Data records ▸
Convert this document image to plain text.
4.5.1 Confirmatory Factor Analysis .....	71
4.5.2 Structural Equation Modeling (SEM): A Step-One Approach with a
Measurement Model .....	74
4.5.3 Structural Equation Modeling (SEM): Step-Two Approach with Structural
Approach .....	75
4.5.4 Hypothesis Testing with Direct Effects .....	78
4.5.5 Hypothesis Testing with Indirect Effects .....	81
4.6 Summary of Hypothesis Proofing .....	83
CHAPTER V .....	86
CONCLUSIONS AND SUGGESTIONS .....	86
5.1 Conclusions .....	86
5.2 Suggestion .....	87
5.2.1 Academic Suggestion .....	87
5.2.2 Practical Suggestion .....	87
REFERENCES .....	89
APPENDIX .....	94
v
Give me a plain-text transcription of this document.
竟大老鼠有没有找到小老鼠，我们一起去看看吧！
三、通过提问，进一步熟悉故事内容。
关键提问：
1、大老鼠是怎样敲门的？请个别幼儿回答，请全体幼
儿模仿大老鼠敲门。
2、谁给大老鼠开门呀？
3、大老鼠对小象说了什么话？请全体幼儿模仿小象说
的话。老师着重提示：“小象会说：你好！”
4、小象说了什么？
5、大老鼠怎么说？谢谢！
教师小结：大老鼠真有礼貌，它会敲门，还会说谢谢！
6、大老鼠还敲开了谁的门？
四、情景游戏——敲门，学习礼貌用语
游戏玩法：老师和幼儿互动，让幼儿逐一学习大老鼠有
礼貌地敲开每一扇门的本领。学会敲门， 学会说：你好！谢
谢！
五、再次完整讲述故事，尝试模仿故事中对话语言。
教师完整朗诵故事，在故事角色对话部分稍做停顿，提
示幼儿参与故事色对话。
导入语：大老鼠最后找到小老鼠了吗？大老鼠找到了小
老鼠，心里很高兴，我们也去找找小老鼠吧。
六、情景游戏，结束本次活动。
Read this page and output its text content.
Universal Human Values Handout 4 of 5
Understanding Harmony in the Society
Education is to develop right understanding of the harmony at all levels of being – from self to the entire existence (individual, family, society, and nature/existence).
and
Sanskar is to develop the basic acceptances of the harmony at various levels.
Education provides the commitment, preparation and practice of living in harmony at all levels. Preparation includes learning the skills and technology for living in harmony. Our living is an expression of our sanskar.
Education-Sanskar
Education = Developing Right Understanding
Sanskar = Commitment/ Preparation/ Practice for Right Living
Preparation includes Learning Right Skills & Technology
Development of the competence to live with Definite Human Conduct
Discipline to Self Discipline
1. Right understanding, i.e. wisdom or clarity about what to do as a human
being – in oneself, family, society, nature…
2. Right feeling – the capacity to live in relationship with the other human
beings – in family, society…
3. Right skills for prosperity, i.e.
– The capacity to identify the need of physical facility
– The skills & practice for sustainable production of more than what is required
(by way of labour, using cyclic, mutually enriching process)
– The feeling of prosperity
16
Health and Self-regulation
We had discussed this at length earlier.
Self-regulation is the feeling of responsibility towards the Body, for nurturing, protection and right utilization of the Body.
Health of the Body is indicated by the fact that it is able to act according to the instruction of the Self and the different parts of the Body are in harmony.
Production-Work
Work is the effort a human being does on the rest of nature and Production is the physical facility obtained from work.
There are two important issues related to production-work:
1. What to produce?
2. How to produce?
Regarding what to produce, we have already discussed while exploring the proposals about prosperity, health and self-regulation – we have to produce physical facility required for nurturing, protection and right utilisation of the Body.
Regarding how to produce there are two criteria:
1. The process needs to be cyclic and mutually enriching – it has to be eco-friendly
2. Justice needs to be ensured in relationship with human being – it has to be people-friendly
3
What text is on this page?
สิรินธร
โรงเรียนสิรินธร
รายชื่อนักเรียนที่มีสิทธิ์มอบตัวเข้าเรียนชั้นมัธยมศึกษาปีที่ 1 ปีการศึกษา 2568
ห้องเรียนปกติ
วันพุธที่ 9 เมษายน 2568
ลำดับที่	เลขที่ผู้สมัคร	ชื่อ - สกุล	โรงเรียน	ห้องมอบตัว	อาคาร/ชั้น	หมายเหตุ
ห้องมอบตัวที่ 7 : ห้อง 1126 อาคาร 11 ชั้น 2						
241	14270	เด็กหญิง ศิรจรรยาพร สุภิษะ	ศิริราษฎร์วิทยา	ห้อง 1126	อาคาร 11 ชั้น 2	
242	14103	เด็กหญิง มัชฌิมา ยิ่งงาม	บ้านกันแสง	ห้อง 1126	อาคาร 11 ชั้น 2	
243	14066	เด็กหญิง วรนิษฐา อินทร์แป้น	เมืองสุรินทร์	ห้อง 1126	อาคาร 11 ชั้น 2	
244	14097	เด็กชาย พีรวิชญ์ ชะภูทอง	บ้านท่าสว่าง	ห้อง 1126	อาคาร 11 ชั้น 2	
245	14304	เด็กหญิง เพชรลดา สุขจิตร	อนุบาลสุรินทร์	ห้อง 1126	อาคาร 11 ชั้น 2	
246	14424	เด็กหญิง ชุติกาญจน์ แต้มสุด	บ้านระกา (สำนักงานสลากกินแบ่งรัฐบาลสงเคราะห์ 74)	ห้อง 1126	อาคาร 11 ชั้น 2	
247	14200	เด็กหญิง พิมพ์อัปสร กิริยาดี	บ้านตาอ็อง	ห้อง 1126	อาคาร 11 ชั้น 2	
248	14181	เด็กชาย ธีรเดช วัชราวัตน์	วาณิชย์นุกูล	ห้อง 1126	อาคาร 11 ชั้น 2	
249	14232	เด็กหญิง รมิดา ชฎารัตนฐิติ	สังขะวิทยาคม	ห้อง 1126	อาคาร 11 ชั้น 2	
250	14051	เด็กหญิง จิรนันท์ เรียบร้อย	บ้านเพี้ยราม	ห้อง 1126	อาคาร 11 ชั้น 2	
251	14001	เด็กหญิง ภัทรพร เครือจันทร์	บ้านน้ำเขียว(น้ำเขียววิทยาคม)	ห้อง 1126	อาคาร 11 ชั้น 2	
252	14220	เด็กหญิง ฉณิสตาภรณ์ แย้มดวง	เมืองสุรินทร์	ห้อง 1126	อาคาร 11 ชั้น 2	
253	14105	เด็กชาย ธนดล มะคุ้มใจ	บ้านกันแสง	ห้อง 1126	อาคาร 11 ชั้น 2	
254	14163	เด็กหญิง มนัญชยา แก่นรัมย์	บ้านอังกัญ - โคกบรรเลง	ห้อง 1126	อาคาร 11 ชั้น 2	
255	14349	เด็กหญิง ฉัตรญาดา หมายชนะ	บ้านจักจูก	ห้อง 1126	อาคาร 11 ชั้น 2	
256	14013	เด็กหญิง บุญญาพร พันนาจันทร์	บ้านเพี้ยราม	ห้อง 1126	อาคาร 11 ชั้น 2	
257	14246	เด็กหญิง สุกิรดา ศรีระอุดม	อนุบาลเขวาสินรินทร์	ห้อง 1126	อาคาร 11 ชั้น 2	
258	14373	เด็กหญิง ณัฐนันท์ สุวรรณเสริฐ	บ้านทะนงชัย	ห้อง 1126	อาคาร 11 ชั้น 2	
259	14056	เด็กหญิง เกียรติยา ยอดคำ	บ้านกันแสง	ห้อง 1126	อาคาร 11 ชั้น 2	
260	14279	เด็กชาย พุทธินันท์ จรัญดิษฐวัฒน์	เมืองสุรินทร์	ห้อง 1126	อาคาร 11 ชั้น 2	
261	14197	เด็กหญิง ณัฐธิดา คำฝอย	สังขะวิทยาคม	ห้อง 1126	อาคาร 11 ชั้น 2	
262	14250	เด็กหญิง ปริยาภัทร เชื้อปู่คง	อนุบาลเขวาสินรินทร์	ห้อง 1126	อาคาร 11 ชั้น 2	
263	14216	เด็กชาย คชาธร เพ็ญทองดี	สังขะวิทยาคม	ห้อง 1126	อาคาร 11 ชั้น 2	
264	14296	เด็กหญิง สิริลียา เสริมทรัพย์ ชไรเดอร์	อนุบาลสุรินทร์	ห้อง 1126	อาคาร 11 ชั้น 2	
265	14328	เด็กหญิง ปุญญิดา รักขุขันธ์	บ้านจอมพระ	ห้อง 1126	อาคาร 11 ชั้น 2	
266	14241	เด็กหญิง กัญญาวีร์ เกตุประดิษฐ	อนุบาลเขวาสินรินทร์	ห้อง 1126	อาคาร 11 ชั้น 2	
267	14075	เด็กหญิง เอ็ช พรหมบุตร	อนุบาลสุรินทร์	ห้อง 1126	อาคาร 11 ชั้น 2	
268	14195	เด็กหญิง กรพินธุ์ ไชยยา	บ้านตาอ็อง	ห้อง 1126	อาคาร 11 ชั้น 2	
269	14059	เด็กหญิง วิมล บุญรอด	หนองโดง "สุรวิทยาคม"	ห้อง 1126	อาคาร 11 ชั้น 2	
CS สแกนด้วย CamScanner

Your goal ▸
Give the count of lines in the listing that hold the word "Hypothesis", with no other text.

Exercise result ▸
3